> **WORK INSTRUCTIONS**: Your task is to print the material below exactly as presented.

[Data items]
_ _ _ _ _ _ _
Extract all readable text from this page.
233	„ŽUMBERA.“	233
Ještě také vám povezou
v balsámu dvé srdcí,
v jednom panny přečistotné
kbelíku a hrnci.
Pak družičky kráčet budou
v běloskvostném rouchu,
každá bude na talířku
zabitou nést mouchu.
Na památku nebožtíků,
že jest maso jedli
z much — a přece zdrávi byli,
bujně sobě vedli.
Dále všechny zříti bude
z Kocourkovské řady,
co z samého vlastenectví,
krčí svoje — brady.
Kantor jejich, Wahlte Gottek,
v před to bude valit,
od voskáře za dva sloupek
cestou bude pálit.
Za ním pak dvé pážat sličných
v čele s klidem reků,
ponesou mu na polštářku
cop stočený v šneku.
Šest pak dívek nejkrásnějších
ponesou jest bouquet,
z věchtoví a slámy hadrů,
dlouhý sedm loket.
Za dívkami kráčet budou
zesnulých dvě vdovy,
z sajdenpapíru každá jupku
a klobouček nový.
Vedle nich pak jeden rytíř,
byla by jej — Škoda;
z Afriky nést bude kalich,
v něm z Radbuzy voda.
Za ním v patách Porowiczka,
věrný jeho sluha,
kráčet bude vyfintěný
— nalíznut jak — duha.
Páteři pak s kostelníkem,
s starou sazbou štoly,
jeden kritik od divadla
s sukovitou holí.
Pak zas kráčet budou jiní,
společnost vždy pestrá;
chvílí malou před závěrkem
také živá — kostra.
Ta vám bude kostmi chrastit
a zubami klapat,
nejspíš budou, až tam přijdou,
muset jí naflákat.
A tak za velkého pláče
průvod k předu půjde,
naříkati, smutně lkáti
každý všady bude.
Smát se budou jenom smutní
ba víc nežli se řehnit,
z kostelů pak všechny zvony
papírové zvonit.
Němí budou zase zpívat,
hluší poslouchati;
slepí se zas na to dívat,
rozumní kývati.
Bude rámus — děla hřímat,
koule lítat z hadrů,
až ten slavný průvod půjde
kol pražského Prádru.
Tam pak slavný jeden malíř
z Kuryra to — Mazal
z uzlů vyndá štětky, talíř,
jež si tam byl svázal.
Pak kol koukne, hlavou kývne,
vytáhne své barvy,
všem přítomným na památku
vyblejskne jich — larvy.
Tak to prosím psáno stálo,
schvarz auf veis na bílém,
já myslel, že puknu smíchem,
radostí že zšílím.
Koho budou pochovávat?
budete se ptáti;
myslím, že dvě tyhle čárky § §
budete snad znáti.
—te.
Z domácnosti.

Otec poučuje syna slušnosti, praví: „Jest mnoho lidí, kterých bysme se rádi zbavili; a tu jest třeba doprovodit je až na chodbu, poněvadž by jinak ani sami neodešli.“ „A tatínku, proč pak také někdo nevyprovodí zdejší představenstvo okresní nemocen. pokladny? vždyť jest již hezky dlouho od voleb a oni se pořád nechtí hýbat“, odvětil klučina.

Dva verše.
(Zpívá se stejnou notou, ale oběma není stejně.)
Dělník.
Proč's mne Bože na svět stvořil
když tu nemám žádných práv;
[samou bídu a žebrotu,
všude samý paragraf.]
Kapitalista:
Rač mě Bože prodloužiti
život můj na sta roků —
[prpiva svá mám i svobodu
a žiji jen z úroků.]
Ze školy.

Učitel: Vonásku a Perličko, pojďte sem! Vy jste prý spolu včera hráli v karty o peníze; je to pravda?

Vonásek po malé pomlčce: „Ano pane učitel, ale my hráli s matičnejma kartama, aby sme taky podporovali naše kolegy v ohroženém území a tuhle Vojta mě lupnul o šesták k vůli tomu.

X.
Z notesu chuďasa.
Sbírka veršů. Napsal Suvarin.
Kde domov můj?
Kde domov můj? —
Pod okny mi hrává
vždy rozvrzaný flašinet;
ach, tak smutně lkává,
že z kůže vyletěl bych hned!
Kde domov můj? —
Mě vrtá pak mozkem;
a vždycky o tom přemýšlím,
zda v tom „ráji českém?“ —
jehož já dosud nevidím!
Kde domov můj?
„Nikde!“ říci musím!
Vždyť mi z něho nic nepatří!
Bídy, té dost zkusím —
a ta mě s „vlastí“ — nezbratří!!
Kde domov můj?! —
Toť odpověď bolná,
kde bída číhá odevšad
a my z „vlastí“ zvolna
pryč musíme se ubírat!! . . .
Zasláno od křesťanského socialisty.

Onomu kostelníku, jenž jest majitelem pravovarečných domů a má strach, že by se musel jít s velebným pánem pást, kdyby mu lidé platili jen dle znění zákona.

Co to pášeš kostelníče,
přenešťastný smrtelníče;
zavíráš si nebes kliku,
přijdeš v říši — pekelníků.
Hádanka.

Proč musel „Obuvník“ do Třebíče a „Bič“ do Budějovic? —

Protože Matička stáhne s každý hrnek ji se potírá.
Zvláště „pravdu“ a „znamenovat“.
_ _ _ _ _ _ _
> **RESULT OF THE EXERCISE**:
Extract all readable text from this page.
233	„ŽUMBERA.“	233
Ještě také vám povezou
v balsámu dvé srdcí,
v jednom panny přečistotné
kbelíku a hrnci.
Pak družičky kráčet budou
v běloskvostném rouchu,
každá bude na talířku
zabitou nést mouchu.
Na památku nebožtíků,
že jest maso jedli
z much — a přece zdrávi byli,
bujně sobě vedli.
Dále všechny zříti bude
z Kocourkovské řady,
co z samého vlastenectví,
krčí svoje — brady.
Kantor jejich, Wahlte Gottek,
v před to bude valit,
od voskáře za dva sloupek
cestou bude pálit.
Za ním pak dvé pážat sličných
v čele s klidem reků,
ponesou mu na polštářku
cop stočený v šneku.
Šest pak dívek nejkrásnějších
ponesou jest bouquet,
z věchtoví a slámy hadrů,
dlouhý sedm loket.
Za dívkami kráčet budou
zesnulých dvě vdovy,
z sajdenpapíru každá jupku
a klobouček nový.
Vedle nich pak jeden rytíř,
byla by jej — Škoda;
z Afriky nést bude kalich,
v něm z Radbuzy voda.
Za ním v patách Porowiczka,
věrný jeho sluha,
kráčet bude vyfintěný
— nalíznut jak — duha.
Páteři pak s kostelníkem,
s starou sazbou štoly,
jeden kritik od divadla
s sukovitou holí.
Pak zas kráčet budou jiní,
společnost vždy pestrá;
chvílí malou před závěrkem
také živá — kostra.
Ta vám bude kostmi chrastit
a zubami klapat,
nejspíš budou, až tam přijdou,
muset jí naflákat.
A tak za velkého pláče
průvod k předu půjde,
naříkati, smutně lkáti
každý všady bude.
Smát se budou jenom smutní
ba víc nežli se řehnit,
z kostelů pak všechny zvony
papírové zvonit.
Němí budou zase zpívat,
hluší poslouchati;
slepí se zas na to dívat,
rozumní kývati.
Bude rámus — děla hřímat,
koule lítat z hadrů,
až ten slavný průvod půjde
kol pražského Prádru.
Tam pak slavný jeden malíř
z Kuryra to — Mazal
z uzlů vyndá štětky, talíř,
jež si tam byl svázal.
Pak kol koukne, hlavou kývne,
vytáhne své barvy,
všem přítomným na památku
vyblejskne jich — larvy.
Tak to prosím psáno stálo,
schvarz auf veis na bílém,
já myslel, že puknu smíchem,
radostí že zšílím.
Koho budou pochovávat?
budete se ptáti;
myslím, že dvě tyhle čárky § §
budete snad znáti.
—te.
Z domácnosti.

Otec poučuje syna slušnosti, praví: „Jest mnoho lidí, kterých bysme se rádi zbavili; a tu jest třeba doprovodit je až na chodbu, poněvadž by jinak ani sami neodešli.“ „A tatínku, proč pak také někdo nevyprovodí zdejší představenstvo okresní nemocen. pokladny? vždyť jest již hezky dlouho od voleb a oni se pořád nechtí hýbat“, odvětil klučina.

Dva verše.
(Zpívá se stejnou notou, ale oběma není stejně.)
Dělník.
Proč's mne Bože na svět stvořil
když tu nemám žádných práv;
[samou bídu a žebrotu,
všude samý paragraf.]
Kapitalista:
Rač mě Bože prodloužiti
život můj na sta roků —
[prpiva svá mám i svobodu
a žiji jen z úroků.]
Ze školy.

Učitel: Vonásku a Perličko, pojďte sem! Vy jste prý spolu včera hráli v karty o peníze; je to pravda?

Vonásek po malé pomlčce: „Ano pane učitel, ale my hráli s matičnejma kartama, aby sme taky podporovali naše kolegy v ohroženém území a tuhle Vojta mě lupnul o šesták k vůli tomu.

X.
Z notesu chuďasa.
Sbírka veršů. Napsal Suvarin.
Kde domov můj?
Kde domov můj? —
Pod okny mi hrává
vždy rozvrzaný flašinet;
ach, tak smutně lkává,
že z kůže vyletěl bych hned!
Kde domov můj? —
Mě vrtá pak mozkem;
a vždycky o tom přemýšlím,
zda v tom „ráji českém?“ —
jehož já dosud nevidím!
Kde domov můj?
„Nikde!“ říci musím!
Vždyť mi z něho nic nepatří!
Bídy, té dost zkusím —
a ta mě s „vlastí“ — nezbratří!!
Kde domov můj?! —
Toť odpověď bolná,
kde bída číhá odevšad
a my z „vlastí“ zvolna
pryč musíme se ubírat!! . . .
Zasláno od křesťanského socialisty.

Onomu kostelníku, jenž jest majitelem pravovarečných domů a má strach, že by se musel jít s velebným pánem pást, kdyby mu lidé platili jen dle znění zákona.

Co to pášeš kostelníče,
přenešťastný smrtelníče;
zavíráš si nebes kliku,
přijdeš v říši — pekelníků.
Hádanka.

Proč musel „Obuvník“ do Třebíče a „Bič“ do Budějovic? —

Protože Matička stáhne s každý hrnek ji se potírá.
Zvláště „pravdu“ a „znamenovat“.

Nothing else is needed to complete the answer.